Tout d'abord, je tiens à remercier Mme Borvo Cohen-Seat d'avoir bien voulu me laisser sa place en cet instant.
Le budget de la mission « Justice » connaît maintenant depuis plusieurs années - cette tendance ayant été amorcée du temps de votre prédécesseur - un taux de croissance significatif. Je tiens à saluer ce bon budget.
Petit à petit, la justice sort du premier de ses problèmes, le manque de moyens, pour aborder la question plus profonde, dont les aspects sont multiples, de sa rénovation et de sa réorganisation. Madame le garde des sceaux, je vous félicite de vous attaquer à cette vaste tâche avec une résolution à laquelle tout le monde rend hommage.
Le préalable absolu de cette réorganisation de la justice est la réforme de la carte judiciaire. Nous en sommes conscients depuis longtemps, puisque nous avions déjà soulevé ce problème il y a dix ans dans un rapport que j'avais rédigé avec M. Jolibois, au nom de la commission des lois. À l'époque, nous avions souligné que rien ne pouvait être entrepris pour réorganiser notre système judiciaire sans une révision préalable de la carte judiciaire.
Cette révision est nécessaire pour deux raisons, qui sont aussi évidentes l'une que l'autre.
Première raison, notre carte judiciaire, qui est un héritage non pas d'un demi-siècle, mais bien de l'Ancien Régime, voire pratiquement des anciens baillages, ne correspond plus du tout aux nécessités actuelles et à la géographie réelle des contentieux.
Je demande régulièrement que l'on publie la carte des juridictions et les volumes de contentieux pour chacune de ces juridictions. On pourrait y ajouter la carte des villes moyennes ou importantes qui ont un nombre d'affaires très important, mais qui n'ont jamais eu de TGI.
J'évoquais avec M. Philippe Nogrix l'exemple de la ville d'Avranches, où j'ai été élevé, qui avait un TGI pour 7 000 habitants alors qu'à Fougères, où il y avait trois fois plus d'habitants et donc d'activité, il y avait simplement un tribunal d'instance.
La situation était donc très inégalitaire. Nous ne parlons que des communes qui perdent des juridictions sans évoquer celles qui n'en ont jamais eu et qui donc n'ont pas l'occasion de pleurer sur ce qu'elles perdent ! Quelle maigre consolation !
Ce n'est pas la différence entre les situations qui soit choquante en elle-même, puisqu'elle est bien souvent utile. Ce qui est un mal, c'est l'insuffisant volume d'activité de certaines juridictions et la surcharge de certaines autres. Le mal le plus grave, c'est que la charge de travail puisse varier considérablement. À l'époque où nous avons mené notre enquête - je ne pense pas que la situation ait beaucoup changé -, le rapport était de 1 à 5, d'autant que cette disparité en engendre d'autres, notamment en termes de délais de traitement des contentieux.

[Enregistrements]

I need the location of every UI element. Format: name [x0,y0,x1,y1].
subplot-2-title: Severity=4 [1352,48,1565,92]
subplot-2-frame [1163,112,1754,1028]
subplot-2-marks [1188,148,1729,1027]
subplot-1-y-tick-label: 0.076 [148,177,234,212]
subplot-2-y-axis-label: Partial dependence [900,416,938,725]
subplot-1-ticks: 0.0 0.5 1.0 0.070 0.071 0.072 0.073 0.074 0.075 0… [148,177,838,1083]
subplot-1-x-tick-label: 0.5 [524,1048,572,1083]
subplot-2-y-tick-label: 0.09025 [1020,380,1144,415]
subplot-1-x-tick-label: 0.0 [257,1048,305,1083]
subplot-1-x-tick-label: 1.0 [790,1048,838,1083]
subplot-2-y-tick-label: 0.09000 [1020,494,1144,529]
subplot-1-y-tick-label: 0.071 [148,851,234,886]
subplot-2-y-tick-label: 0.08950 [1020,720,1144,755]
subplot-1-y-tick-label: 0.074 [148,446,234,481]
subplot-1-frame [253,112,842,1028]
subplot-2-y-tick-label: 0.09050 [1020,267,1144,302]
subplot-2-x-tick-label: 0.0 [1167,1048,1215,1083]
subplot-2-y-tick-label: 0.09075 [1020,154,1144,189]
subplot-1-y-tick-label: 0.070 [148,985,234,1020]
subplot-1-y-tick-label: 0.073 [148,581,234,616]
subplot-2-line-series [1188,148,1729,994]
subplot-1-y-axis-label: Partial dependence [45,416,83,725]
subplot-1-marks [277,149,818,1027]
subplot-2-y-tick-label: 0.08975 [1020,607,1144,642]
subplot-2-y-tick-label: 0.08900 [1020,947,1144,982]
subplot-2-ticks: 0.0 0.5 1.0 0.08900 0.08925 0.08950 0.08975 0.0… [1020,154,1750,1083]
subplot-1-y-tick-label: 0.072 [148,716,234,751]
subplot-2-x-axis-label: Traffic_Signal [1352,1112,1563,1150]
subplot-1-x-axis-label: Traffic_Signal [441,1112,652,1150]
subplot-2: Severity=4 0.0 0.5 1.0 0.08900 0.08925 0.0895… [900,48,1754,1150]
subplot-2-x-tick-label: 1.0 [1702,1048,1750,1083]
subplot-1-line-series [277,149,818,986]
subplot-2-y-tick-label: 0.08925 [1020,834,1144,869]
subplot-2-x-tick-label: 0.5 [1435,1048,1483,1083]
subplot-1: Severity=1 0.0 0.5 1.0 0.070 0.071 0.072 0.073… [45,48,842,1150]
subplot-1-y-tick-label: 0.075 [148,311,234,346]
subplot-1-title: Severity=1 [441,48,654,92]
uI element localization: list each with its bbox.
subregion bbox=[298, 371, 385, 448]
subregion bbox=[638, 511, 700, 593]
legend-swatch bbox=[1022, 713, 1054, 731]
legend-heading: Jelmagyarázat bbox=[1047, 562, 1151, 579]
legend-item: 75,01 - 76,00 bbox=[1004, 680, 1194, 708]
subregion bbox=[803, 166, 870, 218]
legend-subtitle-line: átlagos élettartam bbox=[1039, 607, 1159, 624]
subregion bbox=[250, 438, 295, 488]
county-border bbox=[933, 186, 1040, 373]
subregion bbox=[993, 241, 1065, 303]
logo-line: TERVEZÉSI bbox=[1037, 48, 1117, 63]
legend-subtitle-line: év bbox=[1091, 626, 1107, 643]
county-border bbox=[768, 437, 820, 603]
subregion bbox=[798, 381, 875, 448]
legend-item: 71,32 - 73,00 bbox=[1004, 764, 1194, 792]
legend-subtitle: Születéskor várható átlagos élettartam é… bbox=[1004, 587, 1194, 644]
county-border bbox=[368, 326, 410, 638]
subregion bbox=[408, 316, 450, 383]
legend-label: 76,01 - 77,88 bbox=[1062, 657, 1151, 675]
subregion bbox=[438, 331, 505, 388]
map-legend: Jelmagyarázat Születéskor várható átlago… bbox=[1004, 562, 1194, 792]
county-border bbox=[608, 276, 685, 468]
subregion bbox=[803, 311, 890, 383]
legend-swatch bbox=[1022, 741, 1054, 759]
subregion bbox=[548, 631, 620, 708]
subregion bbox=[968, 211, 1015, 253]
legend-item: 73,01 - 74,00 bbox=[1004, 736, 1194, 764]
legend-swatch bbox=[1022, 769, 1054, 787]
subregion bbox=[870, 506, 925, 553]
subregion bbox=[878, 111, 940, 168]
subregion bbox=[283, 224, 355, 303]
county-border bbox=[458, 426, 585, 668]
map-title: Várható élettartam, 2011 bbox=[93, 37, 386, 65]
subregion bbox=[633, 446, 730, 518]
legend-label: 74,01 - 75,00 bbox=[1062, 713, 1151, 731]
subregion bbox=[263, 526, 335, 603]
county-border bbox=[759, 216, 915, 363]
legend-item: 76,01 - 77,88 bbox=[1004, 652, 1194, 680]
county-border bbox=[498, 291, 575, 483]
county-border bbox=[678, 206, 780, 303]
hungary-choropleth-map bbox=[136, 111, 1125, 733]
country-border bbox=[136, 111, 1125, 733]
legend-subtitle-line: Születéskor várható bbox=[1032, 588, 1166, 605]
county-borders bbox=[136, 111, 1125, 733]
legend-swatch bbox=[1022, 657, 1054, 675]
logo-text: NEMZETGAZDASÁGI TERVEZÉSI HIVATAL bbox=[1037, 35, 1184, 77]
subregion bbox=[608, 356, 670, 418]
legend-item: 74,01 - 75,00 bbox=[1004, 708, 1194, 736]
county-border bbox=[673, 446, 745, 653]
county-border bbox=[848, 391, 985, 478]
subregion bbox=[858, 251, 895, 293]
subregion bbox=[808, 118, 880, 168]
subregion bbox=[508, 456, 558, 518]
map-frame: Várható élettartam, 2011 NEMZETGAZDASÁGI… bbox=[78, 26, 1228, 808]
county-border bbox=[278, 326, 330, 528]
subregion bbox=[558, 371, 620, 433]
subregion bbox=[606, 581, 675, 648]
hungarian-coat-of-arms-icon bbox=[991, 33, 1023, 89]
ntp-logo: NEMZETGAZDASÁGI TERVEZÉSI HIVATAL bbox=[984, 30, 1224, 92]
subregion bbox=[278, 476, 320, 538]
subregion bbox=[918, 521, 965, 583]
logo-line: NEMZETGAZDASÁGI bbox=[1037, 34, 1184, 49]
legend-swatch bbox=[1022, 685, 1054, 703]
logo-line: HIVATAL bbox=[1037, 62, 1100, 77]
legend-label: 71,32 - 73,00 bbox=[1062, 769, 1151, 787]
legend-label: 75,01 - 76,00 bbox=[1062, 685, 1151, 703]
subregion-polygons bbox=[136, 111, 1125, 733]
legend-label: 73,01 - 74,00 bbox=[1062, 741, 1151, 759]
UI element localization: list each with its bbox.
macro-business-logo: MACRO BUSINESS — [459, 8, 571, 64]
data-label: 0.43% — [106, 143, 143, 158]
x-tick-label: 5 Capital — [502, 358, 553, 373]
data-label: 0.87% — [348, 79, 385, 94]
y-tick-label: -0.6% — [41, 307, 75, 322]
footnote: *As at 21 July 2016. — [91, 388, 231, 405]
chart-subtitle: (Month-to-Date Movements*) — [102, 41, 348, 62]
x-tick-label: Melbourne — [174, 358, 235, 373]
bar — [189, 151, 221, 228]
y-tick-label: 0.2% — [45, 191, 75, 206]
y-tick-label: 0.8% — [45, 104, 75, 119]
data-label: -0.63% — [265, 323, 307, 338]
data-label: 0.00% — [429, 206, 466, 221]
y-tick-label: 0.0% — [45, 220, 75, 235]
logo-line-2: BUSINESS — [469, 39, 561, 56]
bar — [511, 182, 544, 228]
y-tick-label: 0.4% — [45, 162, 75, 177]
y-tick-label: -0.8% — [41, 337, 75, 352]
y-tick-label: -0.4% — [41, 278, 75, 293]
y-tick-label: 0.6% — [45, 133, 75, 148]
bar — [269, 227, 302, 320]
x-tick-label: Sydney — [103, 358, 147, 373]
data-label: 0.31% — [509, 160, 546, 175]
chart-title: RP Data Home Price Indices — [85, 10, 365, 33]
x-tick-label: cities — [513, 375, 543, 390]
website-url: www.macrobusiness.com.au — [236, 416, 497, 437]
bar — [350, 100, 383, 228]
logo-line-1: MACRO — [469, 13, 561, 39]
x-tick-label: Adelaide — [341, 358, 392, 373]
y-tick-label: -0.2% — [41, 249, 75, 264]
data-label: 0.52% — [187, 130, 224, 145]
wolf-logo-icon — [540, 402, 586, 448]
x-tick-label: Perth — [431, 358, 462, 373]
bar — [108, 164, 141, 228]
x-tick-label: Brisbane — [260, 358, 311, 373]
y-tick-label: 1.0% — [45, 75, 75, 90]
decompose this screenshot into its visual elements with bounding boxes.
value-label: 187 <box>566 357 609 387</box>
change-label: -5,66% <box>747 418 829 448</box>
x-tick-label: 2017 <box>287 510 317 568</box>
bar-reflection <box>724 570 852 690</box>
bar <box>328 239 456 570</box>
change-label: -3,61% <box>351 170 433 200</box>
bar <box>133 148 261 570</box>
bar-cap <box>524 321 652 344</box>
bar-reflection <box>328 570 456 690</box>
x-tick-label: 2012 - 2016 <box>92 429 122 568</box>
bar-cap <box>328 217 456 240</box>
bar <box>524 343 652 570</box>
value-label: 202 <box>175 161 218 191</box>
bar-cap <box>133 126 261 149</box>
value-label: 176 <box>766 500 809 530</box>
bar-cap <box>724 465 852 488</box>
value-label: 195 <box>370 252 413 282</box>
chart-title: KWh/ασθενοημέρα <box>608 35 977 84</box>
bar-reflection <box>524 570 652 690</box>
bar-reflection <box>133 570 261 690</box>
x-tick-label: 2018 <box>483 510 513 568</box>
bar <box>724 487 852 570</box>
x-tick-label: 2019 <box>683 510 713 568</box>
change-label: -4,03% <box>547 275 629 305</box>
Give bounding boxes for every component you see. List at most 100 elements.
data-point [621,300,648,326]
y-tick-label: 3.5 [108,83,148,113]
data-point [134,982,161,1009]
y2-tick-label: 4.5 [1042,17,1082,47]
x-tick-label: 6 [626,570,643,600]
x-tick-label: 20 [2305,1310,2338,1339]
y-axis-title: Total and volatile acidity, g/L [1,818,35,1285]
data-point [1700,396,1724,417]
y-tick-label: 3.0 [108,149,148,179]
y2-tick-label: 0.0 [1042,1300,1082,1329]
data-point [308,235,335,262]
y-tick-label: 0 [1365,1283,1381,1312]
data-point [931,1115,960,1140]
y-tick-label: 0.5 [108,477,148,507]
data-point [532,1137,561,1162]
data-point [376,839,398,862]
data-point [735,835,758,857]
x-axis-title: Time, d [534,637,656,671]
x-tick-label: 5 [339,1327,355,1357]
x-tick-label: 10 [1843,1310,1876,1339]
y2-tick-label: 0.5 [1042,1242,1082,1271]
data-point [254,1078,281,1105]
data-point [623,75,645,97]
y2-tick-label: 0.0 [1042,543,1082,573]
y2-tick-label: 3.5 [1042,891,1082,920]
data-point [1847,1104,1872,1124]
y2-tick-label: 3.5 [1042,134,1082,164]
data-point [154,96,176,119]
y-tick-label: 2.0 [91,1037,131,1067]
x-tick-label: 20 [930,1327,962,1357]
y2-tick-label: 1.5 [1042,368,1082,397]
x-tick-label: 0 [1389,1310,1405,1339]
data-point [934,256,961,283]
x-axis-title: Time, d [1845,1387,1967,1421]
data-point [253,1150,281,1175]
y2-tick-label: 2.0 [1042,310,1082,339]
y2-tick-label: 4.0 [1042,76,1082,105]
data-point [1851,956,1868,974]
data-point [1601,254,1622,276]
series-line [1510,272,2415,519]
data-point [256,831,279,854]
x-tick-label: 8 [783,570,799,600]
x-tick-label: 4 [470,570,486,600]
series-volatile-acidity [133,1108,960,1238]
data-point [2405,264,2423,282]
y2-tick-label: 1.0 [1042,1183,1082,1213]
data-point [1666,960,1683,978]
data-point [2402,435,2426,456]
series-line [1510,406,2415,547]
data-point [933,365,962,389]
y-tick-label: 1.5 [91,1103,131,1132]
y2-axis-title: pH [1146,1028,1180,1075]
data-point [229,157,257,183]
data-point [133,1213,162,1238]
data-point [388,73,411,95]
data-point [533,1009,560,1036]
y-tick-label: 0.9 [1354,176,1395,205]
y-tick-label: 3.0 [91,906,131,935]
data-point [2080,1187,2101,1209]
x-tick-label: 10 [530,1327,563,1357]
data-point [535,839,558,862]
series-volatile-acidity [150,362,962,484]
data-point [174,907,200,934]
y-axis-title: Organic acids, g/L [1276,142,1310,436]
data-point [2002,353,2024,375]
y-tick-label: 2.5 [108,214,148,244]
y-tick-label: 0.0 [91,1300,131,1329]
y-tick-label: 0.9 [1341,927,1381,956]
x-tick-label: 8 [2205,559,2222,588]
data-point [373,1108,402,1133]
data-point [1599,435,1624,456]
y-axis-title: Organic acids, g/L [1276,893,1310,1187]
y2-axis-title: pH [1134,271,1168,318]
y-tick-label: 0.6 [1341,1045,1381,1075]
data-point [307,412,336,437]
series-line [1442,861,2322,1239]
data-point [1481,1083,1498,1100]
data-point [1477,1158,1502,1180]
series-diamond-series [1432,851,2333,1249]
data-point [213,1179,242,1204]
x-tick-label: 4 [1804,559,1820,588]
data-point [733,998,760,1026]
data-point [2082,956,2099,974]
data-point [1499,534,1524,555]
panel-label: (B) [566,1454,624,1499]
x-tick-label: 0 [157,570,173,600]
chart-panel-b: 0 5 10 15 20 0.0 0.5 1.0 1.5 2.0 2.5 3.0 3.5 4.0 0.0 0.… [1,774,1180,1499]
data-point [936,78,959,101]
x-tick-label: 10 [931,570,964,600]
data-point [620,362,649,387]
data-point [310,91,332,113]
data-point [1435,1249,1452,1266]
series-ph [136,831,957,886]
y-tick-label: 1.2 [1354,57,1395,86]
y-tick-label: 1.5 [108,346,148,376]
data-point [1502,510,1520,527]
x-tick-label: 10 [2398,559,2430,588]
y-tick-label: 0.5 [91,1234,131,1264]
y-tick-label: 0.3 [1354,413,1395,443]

[Tâches à faire]
- 1) Selon le discours sur la carte judiciaire, quel écart de charge de travail entre juridictions l'enquête avait-elle constaté ?
- 2) Reproduisez à l'identique le passage du discours sur la carte judiciaire, en commençant à « Je demande régulièrement » et en terminant à « un tribunal d'instance. ».
- 3) Rédigez la suite du discours sur la carte judiciaire à partir de sa dernière phrase.
Les enregistrements ne sont pas requis.

[Réponses]
- 1) Un rapport de 1 à 5.

- 2)
Je demande régulièrement que l'on publie la carte des juridictions et les volumes de contentieux pour chacune de ces juridictions. On pourrait y ajouter la carte des villes moyennes ou importantes qui ont un nombre d'affaires très important, mais qui n'ont jamais eu de TGI.
J'évoquais avec M. Philippe Nogrix l'exemple de la ville d'Avranches, où j'ai été élevé, qui avait un TGI pour 7 000 habitants alors qu'à Fougères, où il y avait trois fois plus d'habitants et donc d'activité, il y avait simplement un tribunal d'instance.

- 3)
Lors de cette mission, nous avions rencontré le président du TGI de Meaux qui avait moitié plus d'affaires à traiter que le tribunal de Nancy avec moitié moins de chambres. Il ne pouvait pas ne pas souffrir de cette situation inéquitable et véritablement absurde.
Quant à la seconde raison, nous l'évoquions déjà dans notre rapport il y a dix ans, elle a depuis pris de l'ampleur. Il s'agit de la nécessité de créer des équipes spécialisées, performantes, car notre droit est beaucoup plus sophistiqué qu'il ne l'était auparavant.
Ayant connu la justice et les tribunaux à une autre époque, ce n'est pas sans regret que je vois disparaître les charmes de ce monde d'autrefois.
Nous devons voir les choses en face, car nous sommes aujourd'hui dans un monde nouveau qui se caractérise par des éléments très différents, comme la concentration urbaine, le développement du contentieux de masse, la sophistication du droit, la nouvelle culture des magistrats actuels, qui ont absolument besoin de travailler dans des équipes, et la diversification des modes de traitement.
Pour faire face à cette différence, il faut, c'est certain, restructurer notre appareil judiciaire. Il faut le repenser en profondeur et adopter de nouveaux modes de fonctionnement.
Cette démarche soulève naturellement un certain nombre de questions.
Je dois dire que je supporte mal la protestation des villes moyennes contre la perte de leur tribunal. Je rappelle en effet que de nombreuses villes moyennes, et même parfois de taille plus importante, n'ont jamais eu de tribunaux. Ce fait assez singulier mérite d'être constaté.
Par ailleurs, les temps ont changé : le tribunal d'une ville moyenne ne joue plus le rôle d'animation culturelle et sociale - c'était un milieu humain plein de vitalité - que nous lui avons connu.
Ainsi, la moitié des magistrats ne résident pas dans la ville où ils rendent la justice. Ils résident ailleurs ! Et ceux qui y résident ne sont que très peu liés à la vie locale. M. du Luart sait cela mieux que moi.
C'est à la décentralisation que nous devons aujourd'hui l'animation des villes moyennes. Elle est source de nombreuses activités, de prises de responsabilités, de potentialités. Cela dépasse de beaucoup ce que les tribunaux pouvaient apporter à ces villes, et qu'ils ne leur apportent plus de toute façon aujourd'hui.
On avance l'argument de la proximité, mais c'est un peu la tarte à la crème, enfin ! On ne se rend tout de même pas au tribunal comme on se rend au bureau de poste, ...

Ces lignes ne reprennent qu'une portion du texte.